Quote the whole listing exactly. Leave the pictures out of your copy.

Figure contents as structured data:
++++++++

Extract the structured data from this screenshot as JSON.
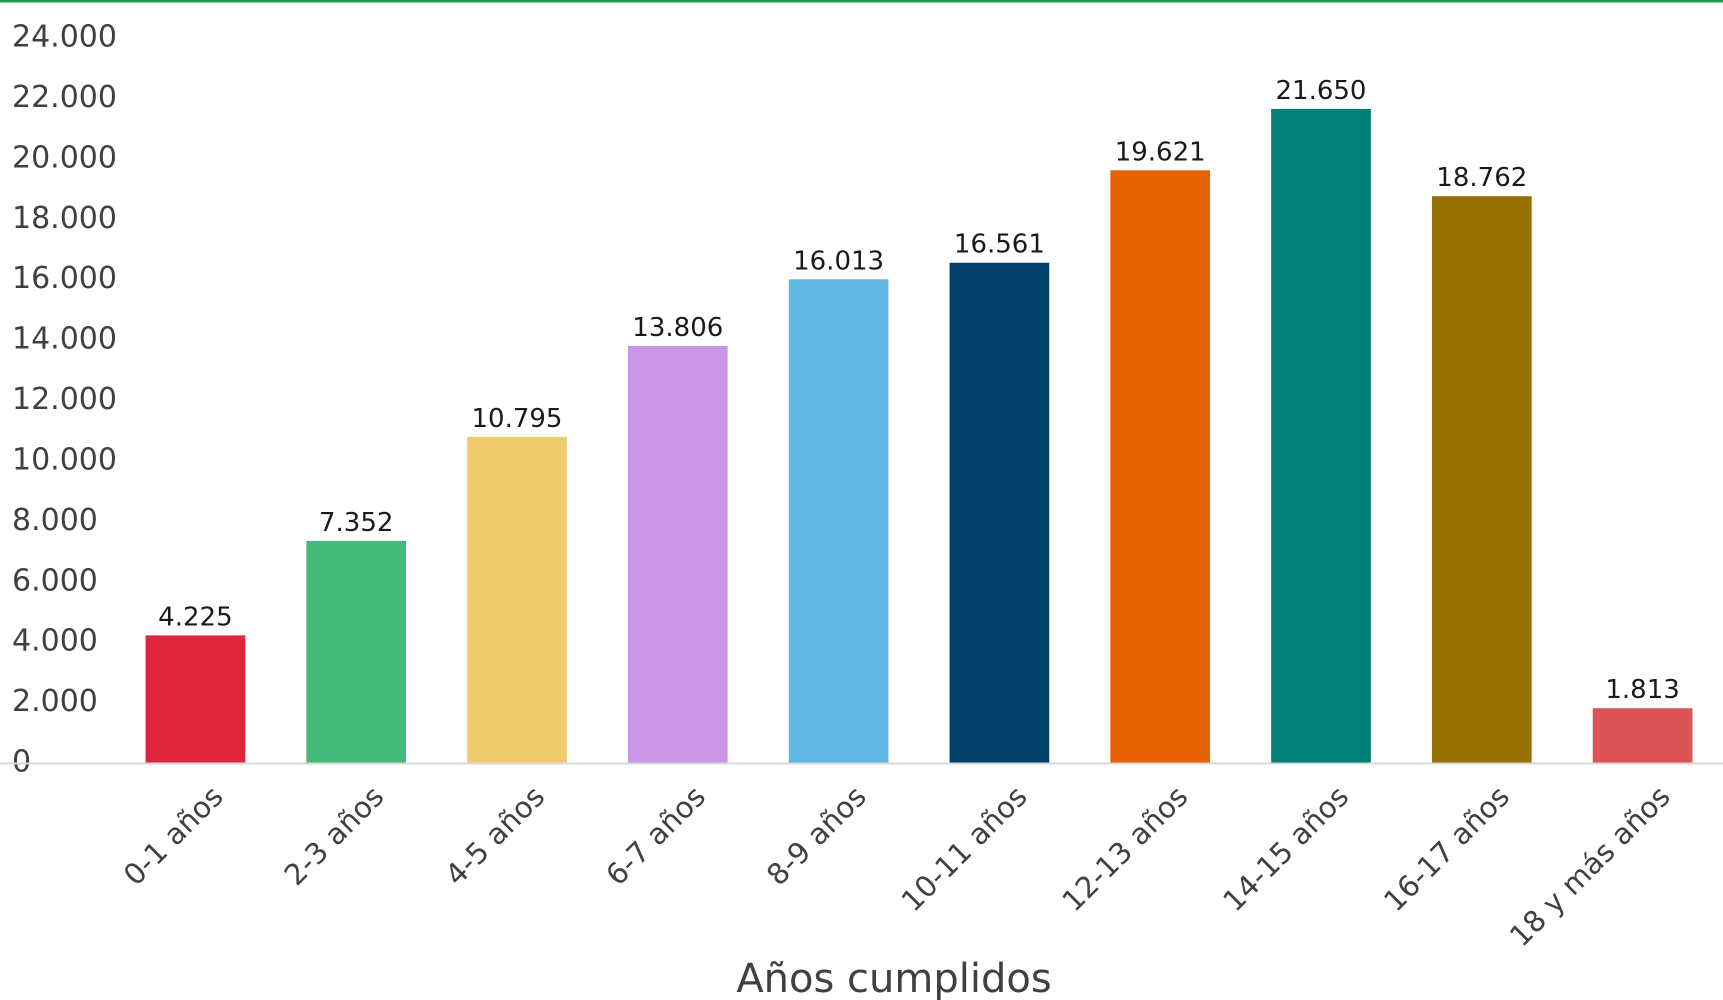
{
  "chart_data": {
    "type": "bar",
    "title": "",
    "xlabel": "Años cumplidos",
    "ylabel": "",
    "ylim": [
      0,
      24000
    ],
    "y_ticks": [
      0,
      2000,
      4000,
      6000,
      8000,
      10000,
      12000,
      14000,
      16000,
      18000,
      20000,
      22000,
      24000
    ],
    "y_tick_labels": [
      "0",
      "2.000",
      "4.000",
      "6.000",
      "8.000",
      "10.000",
      "12.000",
      "14.000",
      "16.000",
      "18.000",
      "20.000",
      "22.000",
      "24.000"
    ],
    "grid": false,
    "legend": "none",
    "categories": [
      "0-1 años",
      "2-3 años",
      "4-5 años",
      "6-7 años",
      "8-9 años",
      "10-11 años",
      "12-13 años",
      "14-15 años",
      "16-17 años",
      "18 y más años"
    ],
    "values": [
      4225,
      7352,
      10795,
      13806,
      16013,
      16561,
      19621,
      21650,
      18762,
      1813
    ],
    "value_labels": [
      "4.225",
      "7.352",
      "10.795",
      "13.806",
      "16.013",
      "16.561",
      "19.621",
      "21.650",
      "18.762",
      "1.813"
    ],
    "colors": [
      "#E0263E",
      "#43B97A",
      "#EFCB6E",
      "#C997E6",
      "#63B8E6",
      "#00416B",
      "#E66100",
      "#008076",
      "#967000",
      "#DC5455"
    ],
    "top_rule_color": "#1E9A50",
    "baseline_color": "#D9D9D9"
  }
}
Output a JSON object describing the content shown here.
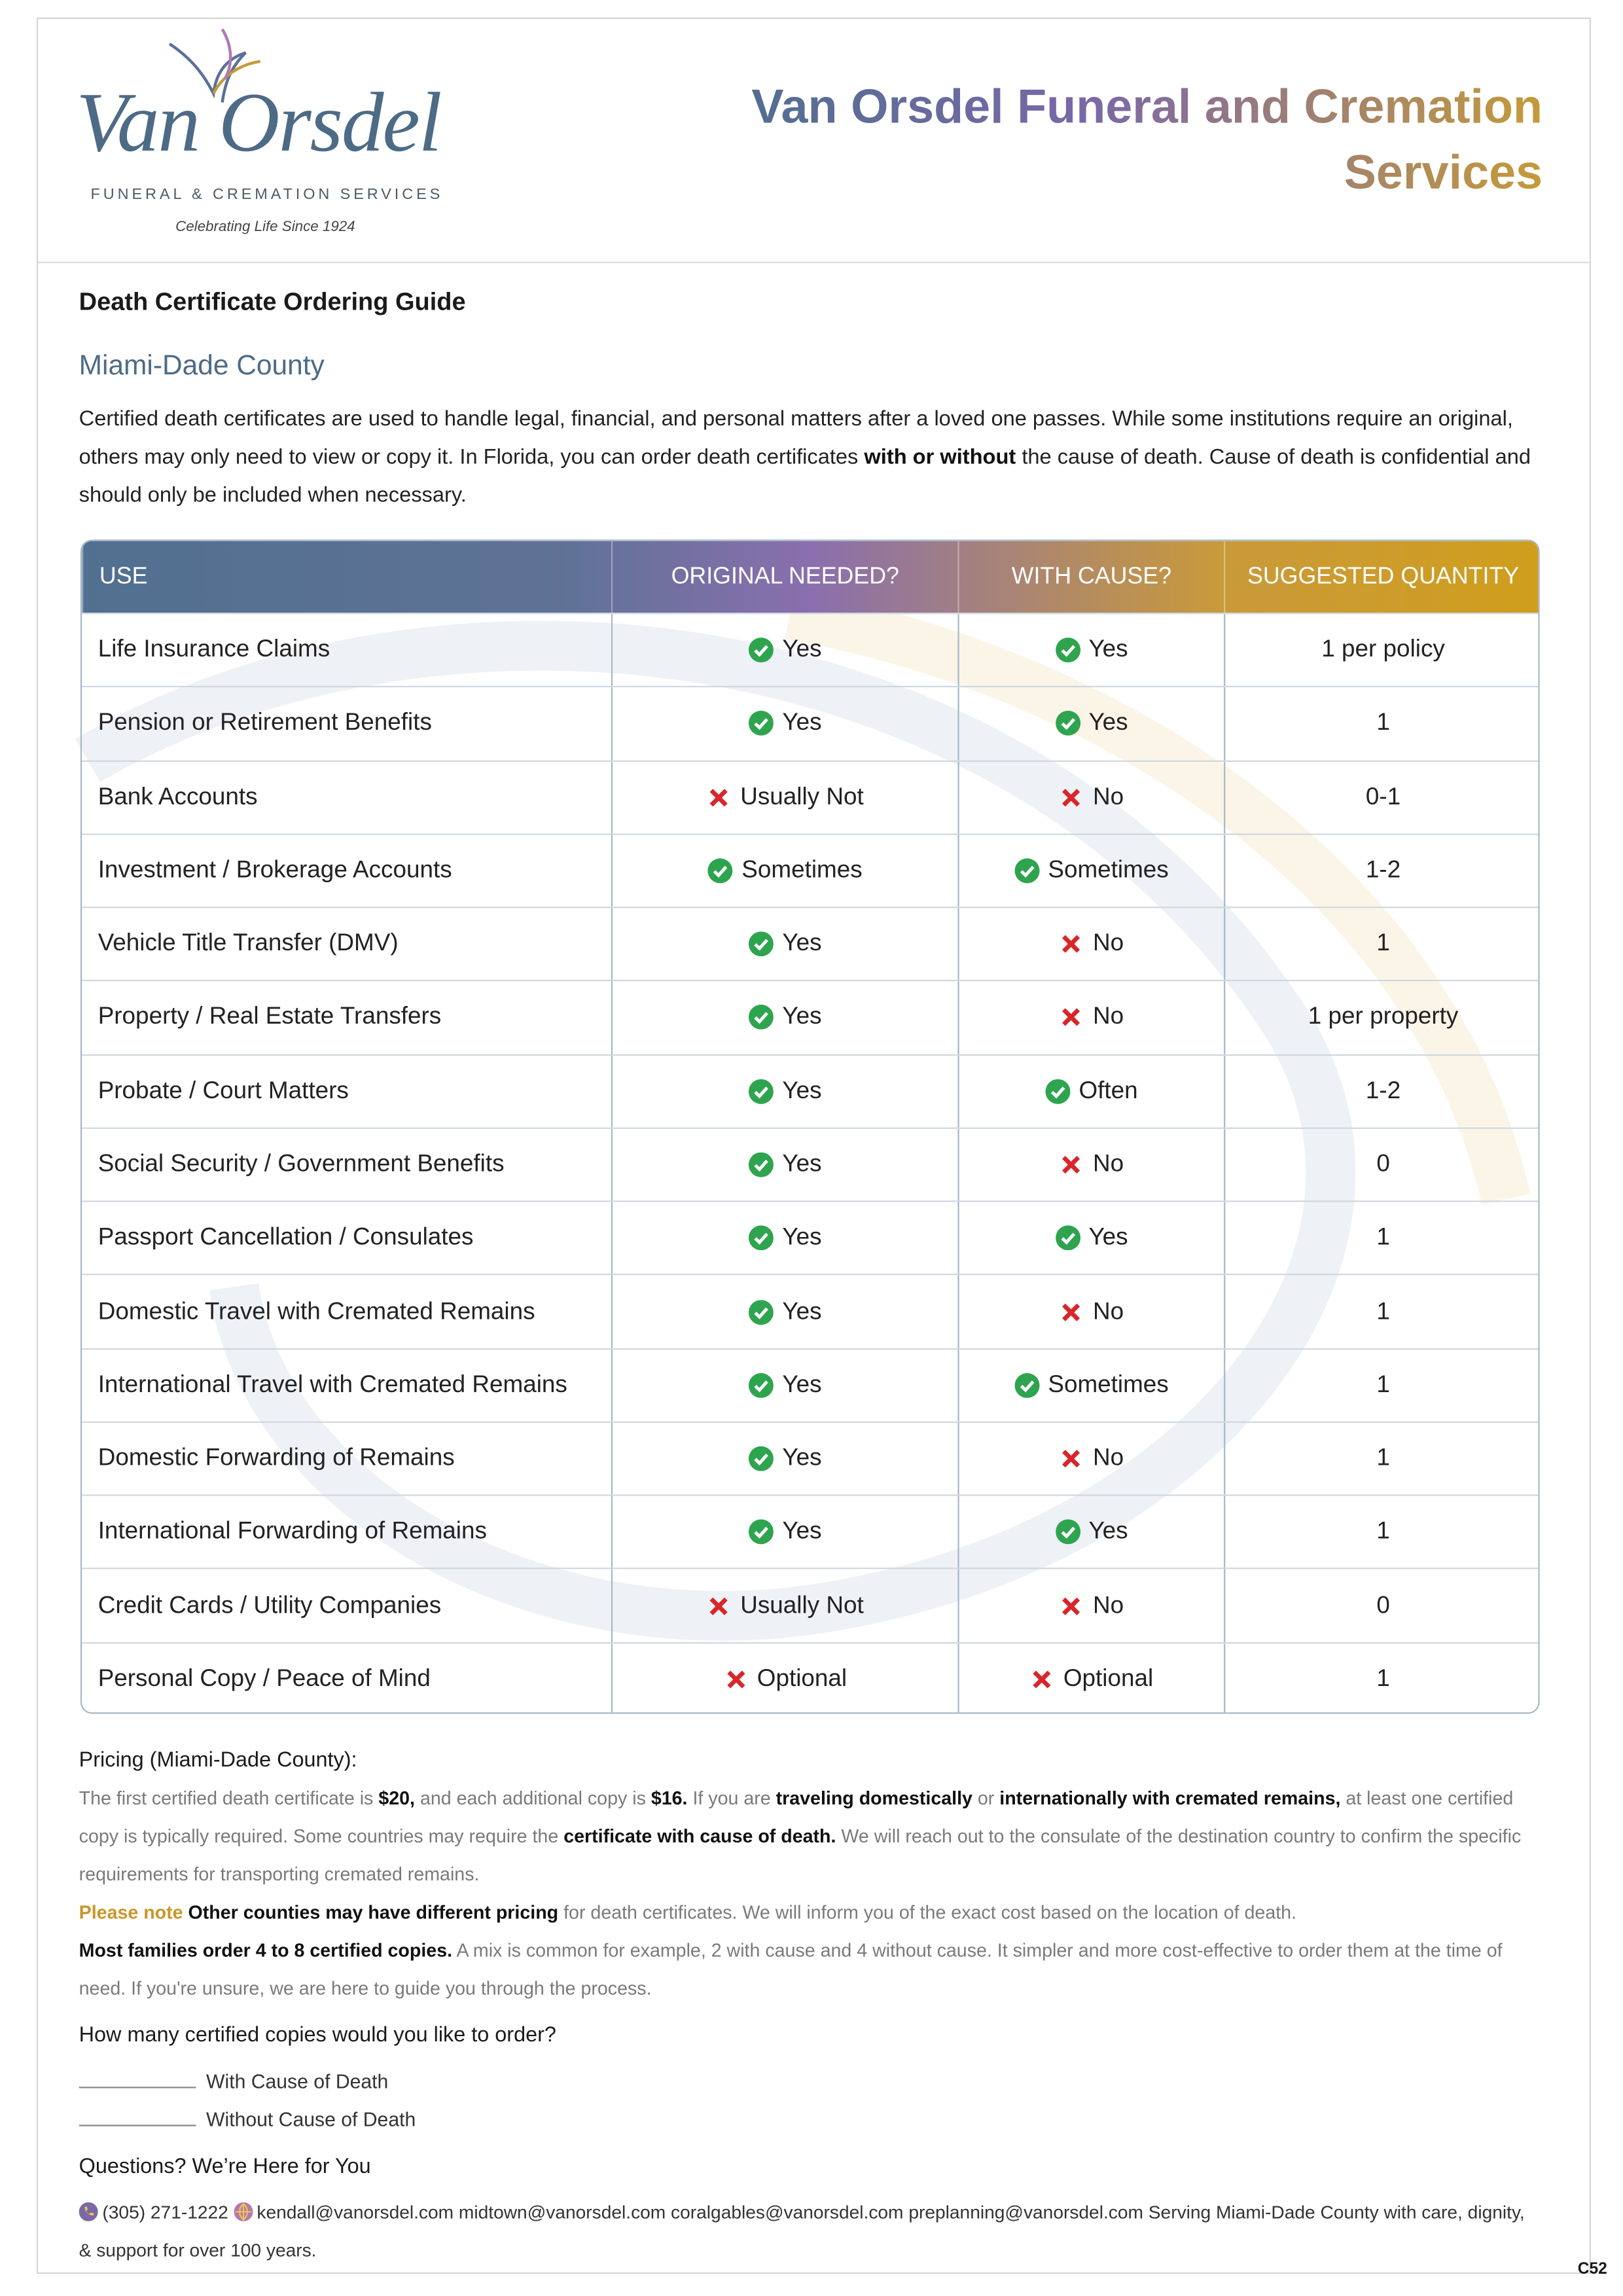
{
  "header": {
    "brand": "Van Orsdel",
    "tagline": "FUNERAL & CREMATION SERVICES",
    "motto": "Celebrating Life Since 1924",
    "title": "Van Orsdel Funeral and Cremation Services"
  },
  "guide_title": "Death Certificate Ordering Guide",
  "county": "Miami-Dade County",
  "intro": [
    {
      "text": "Certified death certificates are used to handle legal, financial, and personal matters after a loved one passes. While some institutions require an original, others may only need to view or copy it. In Florida, you can order death certificates ",
      "style": "normal"
    },
    {
      "text": "with or without",
      "style": "bold"
    },
    {
      "text": " the cause of death. Cause of death is confidential and should only be included when necessary.",
      "style": "normal"
    }
  ],
  "table": {
    "headers": [
      "USE",
      "ORIGINAL NEEDED?",
      "WITH CAUSE?",
      "SUGGESTED QUANTITY"
    ],
    "rows": [
      [
        "Life Insurance Claims",
        {
          "text": "Yes",
          "mark": "check"
        },
        {
          "text": "Yes",
          "mark": "check"
        },
        "1 per policy"
      ],
      [
        "Pension or Retirement Benefits",
        {
          "text": "Yes",
          "mark": "check"
        },
        {
          "text": "Yes",
          "mark": "check"
        },
        "1"
      ],
      [
        "Bank Accounts",
        {
          "text": "Usually Not",
          "mark": "cross"
        },
        {
          "text": "No",
          "mark": "cross"
        },
        "0-1"
      ],
      [
        "Investment / Brokerage Accounts",
        {
          "text": "Sometimes",
          "mark": "check"
        },
        {
          "text": "Sometimes",
          "mark": "check"
        },
        "1-2"
      ],
      [
        "Vehicle Title Transfer (DMV)",
        {
          "text": "Yes",
          "mark": "check"
        },
        {
          "text": "No",
          "mark": "cross"
        },
        "1"
      ],
      [
        "Property / Real Estate Transfers",
        {
          "text": "Yes",
          "mark": "check"
        },
        {
          "text": "No",
          "mark": "cross"
        },
        "1 per property"
      ],
      [
        "Probate / Court Matters",
        {
          "text": "Yes",
          "mark": "check"
        },
        {
          "text": "Often",
          "mark": "check"
        },
        "1-2"
      ],
      [
        "Social Security / Government Benefits",
        {
          "text": "Yes",
          "mark": "check"
        },
        {
          "text": "No",
          "mark": "cross"
        },
        "0"
      ],
      [
        "Passport Cancellation / Consulates",
        {
          "text": "Yes",
          "mark": "check"
        },
        {
          "text": "Yes",
          "mark": "check"
        },
        "1"
      ],
      [
        "Domestic Travel with Cremated Remains",
        {
          "text": "Yes",
          "mark": "check"
        },
        {
          "text": "No",
          "mark": "cross"
        },
        "1"
      ],
      [
        "International Travel with Cremated Remains",
        {
          "text": "Yes",
          "mark": "check"
        },
        {
          "text": "Sometimes",
          "mark": "check"
        },
        "1"
      ],
      [
        "Domestic Forwarding of Remains",
        {
          "text": "Yes",
          "mark": "check"
        },
        {
          "text": "No",
          "mark": "cross"
        },
        "1"
      ],
      [
        "International Forwarding of Remains",
        {
          "text": "Yes",
          "mark": "check"
        },
        {
          "text": "Yes",
          "mark": "check"
        },
        "1"
      ],
      [
        "Credit Cards / Utility Companies",
        {
          "text": "Usually Not",
          "mark": "cross"
        },
        {
          "text": "No",
          "mark": "cross"
        },
        "0"
      ],
      [
        "Personal Copy / Peace of Mind",
        {
          "text": "Optional",
          "mark": "cross"
        },
        {
          "text": "Optional",
          "mark": "cross"
        },
        "1"
      ]
    ]
  },
  "pricing": {
    "heading": "Pricing (Miami-Dade County):",
    "paragraphs": [
      [
        {
          "text": "The first certified death certificate is ",
          "style": "normal"
        },
        {
          "text": "$20,",
          "style": "bold"
        },
        {
          "text": " and each additional copy is ",
          "style": "normal"
        },
        {
          "text": "$16.",
          "style": "bold"
        },
        {
          "text": " If you are ",
          "style": "normal"
        },
        {
          "text": "traveling domestically",
          "style": "bold"
        },
        {
          "text": " or ",
          "style": "normal"
        },
        {
          "text": "internationally with cremated remains,",
          "style": "bold"
        },
        {
          "text": " at least one certified copy is typically required. Some countries may require the ",
          "style": "normal"
        },
        {
          "text": "certificate with cause of death.",
          "style": "bold"
        },
        {
          "text": " We will reach out to the consulate of the destination country to confirm the specific requirements for transporting cremated remains.",
          "style": "normal"
        }
      ],
      [
        {
          "text": "Please note",
          "style": "gold"
        },
        {
          "text": " Other counties may have different pricing",
          "style": "bold"
        },
        {
          "text": " for death certificates. We will inform you of the exact cost based on the location of death.",
          "style": "normal"
        }
      ],
      [
        {
          "text": "Most families order 4 to 8 certified copies.",
          "style": "bold"
        },
        {
          "text": " A mix is common  for example, 2 with cause and 4 without cause. It simpler and more cost-effective to order them at the time of need. If you're unsure, we are here to guide you through the process.",
          "style": "normal"
        }
      ]
    ]
  },
  "order": {
    "heading": "How many certified copies would you like to order?",
    "options": [
      "With Cause of Death",
      "Without Cause of Death"
    ]
  },
  "questions": {
    "heading": "Questions? We’re Here for You",
    "phone": "(305) 271-1222",
    "emails": [
      "kendall@vanorsdel.com",
      "midtown@vanorsdel.com",
      "coralgables@vanorsdel.com",
      "preplanning@vanorsdel.com"
    ],
    "closing": "Serving Miami-Dade County with care, dignity, & support for over 100 years."
  },
  "code": "C52"
}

++++++++

TASK ANSWER:
Extract the structured data from this screenshot as JSON.
{
  "chart_data": {
    "type": "bar",
    "title": "",
    "xlabel": "Años cumplidos",
    "ylabel": "",
    "ylim": [
      0,
      24000
    ],
    "y_ticks": [
      0,
      2000,
      4000,
      6000,
      8000,
      10000,
      12000,
      14000,
      16000,
      18000,
      20000,
      22000,
      24000
    ],
    "y_tick_labels": [
      "0",
      "2.000",
      "4.000",
      "6.000",
      "8.000",
      "10.000",
      "12.000",
      "14.000",
      "16.000",
      "18.000",
      "20.000",
      "22.000",
      "24.000"
    ],
    "grid": false,
    "legend": "none",
    "categories": [
      "0-1 años",
      "2-3 años",
      "4-5 años",
      "6-7 años",
      "8-9 años",
      "10-11 años",
      "12-13 años",
      "14-15 años",
      "16-17 años",
      "18 y más años"
    ],
    "values": [
      4225,
      7352,
      10795,
      13806,
      16013,
      16561,
      19621,
      21650,
      18762,
      1813
    ],
    "value_labels": [
      "4.225",
      "7.352",
      "10.795",
      "13.806",
      "16.013",
      "16.561",
      "19.621",
      "21.650",
      "18.762",
      "1.813"
    ],
    "colors": [
      "#E0263E",
      "#43B97A",
      "#EFCB6E",
      "#C997E6",
      "#63B8E6",
      "#00416B",
      "#E66100",
      "#008076",
      "#967000",
      "#DC5455"
    ],
    "top_rule_color": "#1E9A50",
    "baseline_color": "#D9D9D9"
  }
}
Output a JSON object describing the content shown here.
{
  "header": {
    "brand": "Van Orsdel",
    "tagline": "FUNERAL & CREMATION SERVICES",
    "motto": "Celebrating Life Since 1924",
    "title": "Van Orsdel Funeral and Cremation Services"
  },
  "guide_title": "Death Certificate Ordering Guide",
  "county": "Miami-Dade County",
  "intro": [
    {
      "text": "Certified death certificates are used to handle legal, financial, and personal matters after a loved one passes. While some institutions require an original, others may only need to view or copy it. In Florida, you can order death certificates ",
      "style": "normal"
    },
    {
      "text": "with or without",
      "style": "bold"
    },
    {
      "text": " the cause of death. Cause of death is confidential and should only be included when necessary.",
      "style": "normal"
    }
  ],
  "table": {
    "headers": [
      "USE",
      "ORIGINAL NEEDED?",
      "WITH CAUSE?",
      "SUGGESTED QUANTITY"
    ],
    "rows": [
      [
        "Life Insurance Claims",
        {
          "text": "Yes",
          "mark": "check"
        },
        {
          "text": "Yes",
          "mark": "check"
        },
        "1 per policy"
      ],
      [
        "Pension or Retirement Benefits",
        {
          "text": "Yes",
          "mark": "check"
        },
        {
          "text": "Yes",
          "mark": "check"
        },
        "1"
      ],
      [
        "Bank Accounts",
        {
          "text": "Usually Not",
          "mark": "cross"
        },
        {
          "text": "No",
          "mark": "cross"
        },
        "0-1"
      ],
      [
        "Investment / Brokerage Accounts",
        {
          "text": "Sometimes",
          "mark": "check"
        },
        {
          "text": "Sometimes",
          "mark": "check"
        },
        "1-2"
      ],
      [
        "Vehicle Title Transfer (DMV)",
        {
          "text": "Yes",
          "mark": "check"
        },
        {
          "text": "No",
          "mark": "cross"
        },
        "1"
      ],
      [
        "Property / Real Estate Transfers",
        {
          "text": "Yes",
          "mark": "check"
        },
        {
          "text": "No",
          "mark": "cross"
        },
        "1 per property"
      ],
      [
        "Probate / Court Matters",
        {
          "text": "Yes",
          "mark": "check"
        },
        {
          "text": "Often",
          "mark": "check"
        },
        "1-2"
      ],
      [
        "Social Security / Government Benefits",
        {
          "text": "Yes",
          "mark": "check"
        },
        {
          "text": "No",
          "mark": "cross"
        },
        "0"
      ],
      [
        "Passport Cancellation / Consulates",
        {
          "text": "Yes",
          "mark": "check"
        },
        {
          "text": "Yes",
          "mark": "check"
        },
        "1"
      ],
      [
        "Domestic Travel with Cremated Remains",
        {
          "text": "Yes",
          "mark": "check"
        },
        {
          "text": "No",
          "mark": "cross"
        },
        "1"
      ],
      [
        "International Travel with Cremated Remains",
        {
          "text": "Yes",
          "mark": "check"
        },
        {
          "text": "Sometimes",
          "mark": "check"
        },
        "1"
      ],
      [
        "Domestic Forwarding of Remains",
        {
          "text": "Yes",
          "mark": "check"
        },
        {
          "text": "No",
          "mark": "cross"
        },
        "1"
      ],
      [
        "International Forwarding of Remains",
        {
          "text": "Yes",
          "mark": "check"
        },
        {
          "text": "Yes",
          "mark": "check"
        },
        "1"
      ],
      [
        "Credit Cards / Utility Companies",
        {
          "text": "Usually Not",
          "mark": "cross"
        },
        {
          "text": "No",
          "mark": "cross"
        },
        "0"
      ],
      [
        "Personal Copy / Peace of Mind",
        {
          "text": "Optional",
          "mark": "cross"
        },
        {
          "text": "Optional",
          "mark": "cross"
        },
        "1"
      ]
    ]
  },
  "pricing": {
    "heading": "Pricing (Miami-Dade County):",
    "paragraphs": [
      [
        {
          "text": "The first certified death certificate is ",
          "style": "normal"
        },
        {
          "text": "$20,",
          "style": "bold"
        },
        {
          "text": " and each additional copy is ",
          "style": "normal"
        },
        {
          "text": "$16.",
          "style": "bold"
        },
        {
          "text": " If you are ",
          "style": "normal"
        },
        {
          "text": "traveling domestically",
          "style": "bold"
        },
        {
          "text": " or ",
          "style": "normal"
        },
        {
          "text": "internationally with cremated remains,",
          "style": "bold"
        },
        {
          "text": " at least one certified copy is typically required. Some countries may require the ",
          "style": "normal"
        },
        {
          "text": "certificate with cause of death.",
          "style": "bold"
        },
        {
          "text": " We will reach out to the consulate of the destination country to confirm the specific requirements for transporting cremated remains.",
          "style": "normal"
        }
      ],
      [
        {
          "text": "Please note",
          "style": "gold"
        },
        {
          "text": " Other counties may have different pricing",
          "style": "bold"
        },
        {
          "text": " for death certificates. We will inform you of the exact cost based on the location of death.",
          "style": "normal"
        }
      ],
      [
        {
          "text": "Most families order 4 to 8 certified copies.",
          "style": "bold"
        },
        {
          "text": " A mix is common  for example, 2 with cause and 4 without cause. It simpler and more cost-effective to order them at the time of need. If you're unsure, we are here to guide you through the process.",
          "style": "normal"
        }
      ]
    ]
  },
  "order": {
    "heading": "How many certified copies would you like to order?",
    "options": [
      "With Cause of Death",
      "Without Cause of Death"
    ]
  },
  "questions": {
    "heading": "Questions? We’re Here for You",
    "phone": "(305) 271-1222",
    "emails": [
      "kendall@vanorsdel.com",
      "midtown@vanorsdel.com",
      "coralgables@vanorsdel.com",
      "preplanning@vanorsdel.com"
    ],
    "closing": "Serving Miami-Dade County with care, dignity, & support for over 100 years."
  },
  "code": "C52"
}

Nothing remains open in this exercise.